**Work to do**
Identify the lines that include the word "date", then copy all of them.

**Supplied records**
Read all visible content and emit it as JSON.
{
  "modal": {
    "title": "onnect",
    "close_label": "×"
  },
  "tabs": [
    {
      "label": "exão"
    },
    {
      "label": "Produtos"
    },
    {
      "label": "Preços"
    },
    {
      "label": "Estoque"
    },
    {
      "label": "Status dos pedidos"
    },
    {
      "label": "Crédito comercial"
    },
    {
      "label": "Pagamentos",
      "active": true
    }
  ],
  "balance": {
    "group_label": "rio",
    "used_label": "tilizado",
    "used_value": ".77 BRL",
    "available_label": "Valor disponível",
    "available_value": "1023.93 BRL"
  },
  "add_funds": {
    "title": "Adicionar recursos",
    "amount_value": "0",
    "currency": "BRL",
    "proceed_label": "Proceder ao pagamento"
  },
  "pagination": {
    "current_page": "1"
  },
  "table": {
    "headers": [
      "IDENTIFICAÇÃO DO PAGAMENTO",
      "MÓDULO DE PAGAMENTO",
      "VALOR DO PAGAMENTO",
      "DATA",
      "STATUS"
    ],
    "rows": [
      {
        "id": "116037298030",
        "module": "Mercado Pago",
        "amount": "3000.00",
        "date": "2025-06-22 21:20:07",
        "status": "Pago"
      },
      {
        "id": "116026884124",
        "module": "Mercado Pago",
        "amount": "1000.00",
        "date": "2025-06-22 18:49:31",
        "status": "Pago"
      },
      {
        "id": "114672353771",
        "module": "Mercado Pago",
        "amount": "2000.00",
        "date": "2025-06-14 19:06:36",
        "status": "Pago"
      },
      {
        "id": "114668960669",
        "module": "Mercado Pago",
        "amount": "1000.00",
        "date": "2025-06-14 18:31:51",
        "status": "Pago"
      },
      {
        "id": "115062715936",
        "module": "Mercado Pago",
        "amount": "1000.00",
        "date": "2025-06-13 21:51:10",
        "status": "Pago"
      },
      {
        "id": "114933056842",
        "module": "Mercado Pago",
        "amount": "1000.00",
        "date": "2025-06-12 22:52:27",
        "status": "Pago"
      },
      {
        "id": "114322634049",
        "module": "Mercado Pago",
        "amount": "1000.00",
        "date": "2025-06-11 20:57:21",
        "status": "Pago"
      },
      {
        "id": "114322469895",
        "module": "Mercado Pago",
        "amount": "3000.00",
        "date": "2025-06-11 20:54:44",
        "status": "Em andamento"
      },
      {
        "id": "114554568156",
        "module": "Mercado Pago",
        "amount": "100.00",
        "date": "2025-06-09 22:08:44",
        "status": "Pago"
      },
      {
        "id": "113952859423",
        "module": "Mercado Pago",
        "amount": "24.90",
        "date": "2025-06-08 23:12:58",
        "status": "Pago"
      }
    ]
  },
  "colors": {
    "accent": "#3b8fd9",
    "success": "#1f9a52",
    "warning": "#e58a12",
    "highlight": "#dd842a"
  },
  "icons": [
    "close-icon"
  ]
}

**Solution for this problem**
        "date": "2025-06-22 21:20:07",
        "date": "2025-06-22 18:49:31",
        "date": "2025-06-14 19:06:36",
        "date": "2025-06-14 18:31:51",
        "date": "2025-06-13 21:51:10",
        "date": "2025-06-12 22:52:27",
        "date": "2025-06-11 20:57:21",
        "date": "2025-06-11 20:54:44",
        "date": "2025-06-09 22:08:44",
        "date": "2025-06-08 23:12:58",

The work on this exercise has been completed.